_EXERCISE GOAL_
Using the entries that follow, count the lines containing the word "Цинк" and give that number by itself.

━━ RAW DATA ━━

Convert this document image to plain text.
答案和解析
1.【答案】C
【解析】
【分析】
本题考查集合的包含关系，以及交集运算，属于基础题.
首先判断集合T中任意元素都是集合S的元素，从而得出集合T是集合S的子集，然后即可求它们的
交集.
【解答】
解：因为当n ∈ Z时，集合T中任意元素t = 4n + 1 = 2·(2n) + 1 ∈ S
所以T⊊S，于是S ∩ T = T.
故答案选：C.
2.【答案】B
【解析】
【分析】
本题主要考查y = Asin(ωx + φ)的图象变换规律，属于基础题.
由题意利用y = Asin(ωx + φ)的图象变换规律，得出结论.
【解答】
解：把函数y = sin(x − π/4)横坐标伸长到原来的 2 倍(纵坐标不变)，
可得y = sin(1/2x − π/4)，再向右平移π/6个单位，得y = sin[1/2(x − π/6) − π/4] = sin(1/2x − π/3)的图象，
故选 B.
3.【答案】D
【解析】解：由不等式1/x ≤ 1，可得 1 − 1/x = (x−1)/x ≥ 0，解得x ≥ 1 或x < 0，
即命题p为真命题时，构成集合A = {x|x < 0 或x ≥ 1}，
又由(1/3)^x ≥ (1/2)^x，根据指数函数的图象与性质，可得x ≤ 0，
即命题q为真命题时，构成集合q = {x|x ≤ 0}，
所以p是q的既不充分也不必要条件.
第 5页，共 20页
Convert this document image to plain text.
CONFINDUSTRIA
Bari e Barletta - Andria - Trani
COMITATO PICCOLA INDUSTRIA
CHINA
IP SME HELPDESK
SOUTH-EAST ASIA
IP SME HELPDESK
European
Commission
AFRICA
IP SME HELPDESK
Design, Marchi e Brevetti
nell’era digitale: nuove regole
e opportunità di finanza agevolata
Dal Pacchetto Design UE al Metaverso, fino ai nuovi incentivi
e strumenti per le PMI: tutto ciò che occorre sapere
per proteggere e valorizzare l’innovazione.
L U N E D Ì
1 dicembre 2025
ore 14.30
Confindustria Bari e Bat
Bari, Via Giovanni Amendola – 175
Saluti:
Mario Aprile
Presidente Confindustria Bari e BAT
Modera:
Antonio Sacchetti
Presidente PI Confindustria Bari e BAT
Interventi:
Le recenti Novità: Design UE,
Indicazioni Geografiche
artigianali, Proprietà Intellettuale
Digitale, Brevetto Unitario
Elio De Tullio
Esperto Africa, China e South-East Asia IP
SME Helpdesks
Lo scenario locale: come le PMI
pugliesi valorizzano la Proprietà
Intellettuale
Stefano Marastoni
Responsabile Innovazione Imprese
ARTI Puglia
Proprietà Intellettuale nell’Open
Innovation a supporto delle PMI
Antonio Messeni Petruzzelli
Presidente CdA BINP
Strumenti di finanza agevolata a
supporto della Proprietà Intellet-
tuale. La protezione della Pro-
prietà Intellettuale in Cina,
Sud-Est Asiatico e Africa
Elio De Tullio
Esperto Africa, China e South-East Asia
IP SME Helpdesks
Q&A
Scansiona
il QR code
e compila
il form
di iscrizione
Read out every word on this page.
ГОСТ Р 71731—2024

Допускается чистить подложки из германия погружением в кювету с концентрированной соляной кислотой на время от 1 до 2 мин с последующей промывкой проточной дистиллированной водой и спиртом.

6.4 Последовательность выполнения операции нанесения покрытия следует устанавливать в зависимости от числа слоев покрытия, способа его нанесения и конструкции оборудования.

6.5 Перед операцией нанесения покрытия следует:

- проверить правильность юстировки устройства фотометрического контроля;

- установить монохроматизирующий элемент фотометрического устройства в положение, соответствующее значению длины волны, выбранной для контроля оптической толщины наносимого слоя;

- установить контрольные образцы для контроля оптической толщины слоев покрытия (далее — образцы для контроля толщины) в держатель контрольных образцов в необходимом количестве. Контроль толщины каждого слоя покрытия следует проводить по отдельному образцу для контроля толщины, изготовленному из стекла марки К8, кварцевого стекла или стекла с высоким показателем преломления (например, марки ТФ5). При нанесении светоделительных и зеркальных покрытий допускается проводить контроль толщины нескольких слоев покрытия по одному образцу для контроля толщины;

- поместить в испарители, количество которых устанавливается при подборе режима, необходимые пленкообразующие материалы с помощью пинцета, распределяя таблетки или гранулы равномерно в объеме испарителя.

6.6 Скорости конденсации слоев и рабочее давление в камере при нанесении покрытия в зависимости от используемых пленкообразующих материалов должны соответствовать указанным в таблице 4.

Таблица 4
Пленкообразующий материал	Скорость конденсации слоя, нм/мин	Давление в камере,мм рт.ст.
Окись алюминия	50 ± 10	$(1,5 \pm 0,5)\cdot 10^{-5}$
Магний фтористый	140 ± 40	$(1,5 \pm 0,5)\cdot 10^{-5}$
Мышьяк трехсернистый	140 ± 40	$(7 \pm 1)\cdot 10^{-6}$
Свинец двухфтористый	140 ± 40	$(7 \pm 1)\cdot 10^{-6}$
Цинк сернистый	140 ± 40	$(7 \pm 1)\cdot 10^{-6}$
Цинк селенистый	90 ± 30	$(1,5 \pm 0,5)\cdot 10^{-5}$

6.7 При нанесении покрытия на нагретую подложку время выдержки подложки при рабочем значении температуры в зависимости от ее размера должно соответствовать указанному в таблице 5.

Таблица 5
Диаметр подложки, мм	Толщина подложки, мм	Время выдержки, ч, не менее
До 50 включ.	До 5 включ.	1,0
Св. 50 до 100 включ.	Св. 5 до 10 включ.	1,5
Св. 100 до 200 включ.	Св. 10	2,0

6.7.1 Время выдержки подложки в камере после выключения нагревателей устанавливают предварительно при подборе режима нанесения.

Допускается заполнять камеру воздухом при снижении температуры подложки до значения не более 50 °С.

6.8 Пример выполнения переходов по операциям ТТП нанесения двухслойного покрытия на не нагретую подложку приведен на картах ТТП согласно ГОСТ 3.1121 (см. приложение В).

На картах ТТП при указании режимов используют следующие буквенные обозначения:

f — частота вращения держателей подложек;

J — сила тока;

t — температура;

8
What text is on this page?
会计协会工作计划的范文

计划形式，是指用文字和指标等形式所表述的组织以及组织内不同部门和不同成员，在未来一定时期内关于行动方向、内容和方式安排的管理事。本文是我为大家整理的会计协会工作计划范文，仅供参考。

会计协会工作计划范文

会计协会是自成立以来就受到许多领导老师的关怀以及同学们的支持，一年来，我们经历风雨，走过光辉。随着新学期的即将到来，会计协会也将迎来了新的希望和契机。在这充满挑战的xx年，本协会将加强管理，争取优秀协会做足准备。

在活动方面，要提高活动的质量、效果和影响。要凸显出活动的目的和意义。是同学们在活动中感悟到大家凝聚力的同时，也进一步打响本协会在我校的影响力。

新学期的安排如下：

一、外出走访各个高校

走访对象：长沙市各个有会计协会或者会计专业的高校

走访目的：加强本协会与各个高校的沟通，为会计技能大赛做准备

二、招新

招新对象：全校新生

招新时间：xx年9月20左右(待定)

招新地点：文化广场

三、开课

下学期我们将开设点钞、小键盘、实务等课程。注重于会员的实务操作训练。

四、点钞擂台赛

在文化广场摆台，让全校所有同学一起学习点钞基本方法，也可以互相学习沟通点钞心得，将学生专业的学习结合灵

━━━

_RESULT OF THE EXERCISE_
2